All the entries need to be quoted exactly, apart from the pictures, which you should drop.

*EXERCISE MATERIALS*:
......
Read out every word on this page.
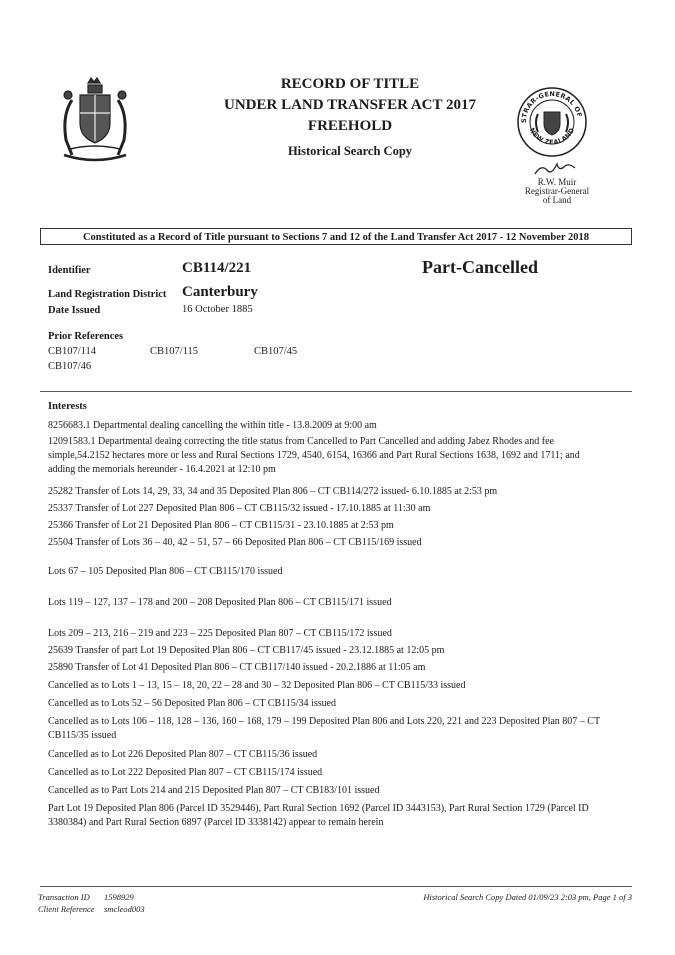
RECORD OF TITLE
UNDER LAND TRANSFER ACT 2017
FREEHOLD
Historical Search Copy
REGISTRAR-GENERAL OF LAND
NEW ZEALAND
R.W. Muir
Registrar-General
of Land
Constituted as a Record of Title pursuant to Sections 7 and 12 of the Land Transfer Act 2017 - 12 November 2018
Identifier	CB114/221	Part-Cancelled
Land Registration District Canterbury
Date Issued	16 October 1885
Prior References
CB107/114	CB107/115	CB107/45
CB107/46
Interests
8256683.1 Departmental dealing cancelling the within title - 13.8.2009 at 9:00 am
12091583.1 Departmental deaing correcting the title status from Cancelled to Part Cancelled and adding Jabez Rhodes and fee simple,54.2152 hectares more or less and Rural Sections 1729, 4540, 6154, 16366 and Part Rural Sections 1638, 1692 and 1711; and adding the memorials hereunder - 16.4.2021 at 12:10 pm
25282 Transfer of Lots 14, 29, 33, 34 and 35 Deposited Plan 806 – CT CB114/272 issued- 6.10.1885 at 2:53 pm
25337 Transfer of Lot 227 Deposited Plan 806 – CT CB115/32 issued - 17.10.1885 at 11:30 am
25366 Transfer of Lot 21 Deposited Plan 806 – CT CB115/31 - 23.10.1885 at 2:53 pm
25504 Transfer of Lots 36 – 40, 42 – 51, 57 – 66 Deposited Plan 806 – CT CB115/169 issued
Lots 67 – 105 Deposited Plan 806 – CT CB115/170 issued
Lots 119 – 127, 137 – 178 and 200 – 208 Deposited Plan 806 – CT CB115/171 issued
Lots 209 – 213, 216 – 219 and 223 – 225 Deposited Plan 807 – CT CB115/172 issued
25639 Transfer of part Lot 19 Deposited Plan 806 – CT CB117/45 issued - 23.12.1885 at 12:05 pm
25890 Transfer of Lot 41 Deposited Plan 806 – CT CB117/140 issued - 20.2.1886 at 11:05 am
Cancelled as to Lots 1 – 13, 15 – 18, 20, 22 – 28 and 30 – 32 Deposited Plan 806 – CT CB115/33 issued
Cancelled as to Lots 52 – 56 Deposited Plan 806 – CT CB115/34 issued
Cancelled as to Lots 106 – 118, 128 – 136, 160 – 168, 179 – 199 Deposited Plan 806 and Lots 220, 221 and 223 Deposited Plan 807 – CT CB115/35 issued
Cancelled as to Lot 226 Deposited Plan 807 – CT CB115/36 issued
Cancelled as to Lot 222 Deposited Plan 807 – CT CB115/174 issued
Cancelled as to Part Lots 214 and 215 Deposited Plan 807 – CT CB183/101 issued
Part Lot 19 Deposited Plan 806 (Parcel ID 3529446), Part Rural Section 1692 (Parcel ID 3443153), Part Rural Section 1729 (Parcel ID 3380384) and Part Rural Section 6897 (Parcel ID 3338142) appear to remain herein
Transaction ID 1598929
Client Reference smcleod003
Historical Search Copy Dated 01/09/23 2:03 pm, Page 1 of 3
......
*THE OUTPUT*:
Read out every word on this page.
RECORD OF TITLE
UNDER LAND TRANSFER ACT 2017
FREEHOLD
Historical Search Copy
REGISTRAR-GENERAL OF LAND
NEW ZEALAND
R.W. Muir
Registrar-General
of Land
Constituted as a Record of Title pursuant to Sections 7 and 12 of the Land Transfer Act 2017 - 12 November 2018
Identifier	CB114/221	Part-Cancelled
Land Registration District Canterbury
Date Issued	16 October 1885
Prior References
CB107/114	CB107/115	CB107/45
CB107/46
Interests
8256683.1 Departmental dealing cancelling the within title - 13.8.2009 at 9:00 am
12091583.1 Departmental deaing correcting the title status from Cancelled to Part Cancelled and adding Jabez Rhodes and fee simple,54.2152 hectares more or less and Rural Sections 1729, 4540, 6154, 16366 and Part Rural Sections 1638, 1692 and 1711; and adding the memorials hereunder - 16.4.2021 at 12:10 pm
25282 Transfer of Lots 14, 29, 33, 34 and 35 Deposited Plan 806 – CT CB114/272 issued- 6.10.1885 at 2:53 pm
25337 Transfer of Lot 227 Deposited Plan 806 – CT CB115/32 issued - 17.10.1885 at 11:30 am
25366 Transfer of Lot 21 Deposited Plan 806 – CT CB115/31 - 23.10.1885 at 2:53 pm
25504 Transfer of Lots 36 – 40, 42 – 51, 57 – 66 Deposited Plan 806 – CT CB115/169 issued
Lots 67 – 105 Deposited Plan 806 – CT CB115/170 issued
Lots 119 – 127, 137 – 178 and 200 – 208 Deposited Plan 806 – CT CB115/171 issued
Lots 209 – 213, 216 – 219 and 223 – 225 Deposited Plan 807 – CT CB115/172 issued
25639 Transfer of part Lot 19 Deposited Plan 806 – CT CB117/45 issued - 23.12.1885 at 12:05 pm
25890 Transfer of Lot 41 Deposited Plan 806 – CT CB117/140 issued - 20.2.1886 at 11:05 am
Cancelled as to Lots 1 – 13, 15 – 18, 20, 22 – 28 and 30 – 32 Deposited Plan 806 – CT CB115/33 issued
Cancelled as to Lots 52 – 56 Deposited Plan 806 – CT CB115/34 issued
Cancelled as to Lots 106 – 118, 128 – 136, 160 – 168, 179 – 199 Deposited Plan 806 and Lots 220, 221 and 223 Deposited Plan 807 – CT CB115/35 issued
Cancelled as to Lot 226 Deposited Plan 807 – CT CB115/36 issued
Cancelled as to Lot 222 Deposited Plan 807 – CT CB115/174 issued
Cancelled as to Part Lots 214 and 215 Deposited Plan 807 – CT CB183/101 issued
Part Lot 19 Deposited Plan 806 (Parcel ID 3529446), Part Rural Section 1692 (Parcel ID 3443153), Part Rural Section 1729 (Parcel ID 3380384) and Part Rural Section 6897 (Parcel ID 3338142) appear to remain herein
Transaction ID 1598929
Client Reference smcleod003
Historical Search Copy Dated 01/09/23 2:03 pm, Page 1 of 3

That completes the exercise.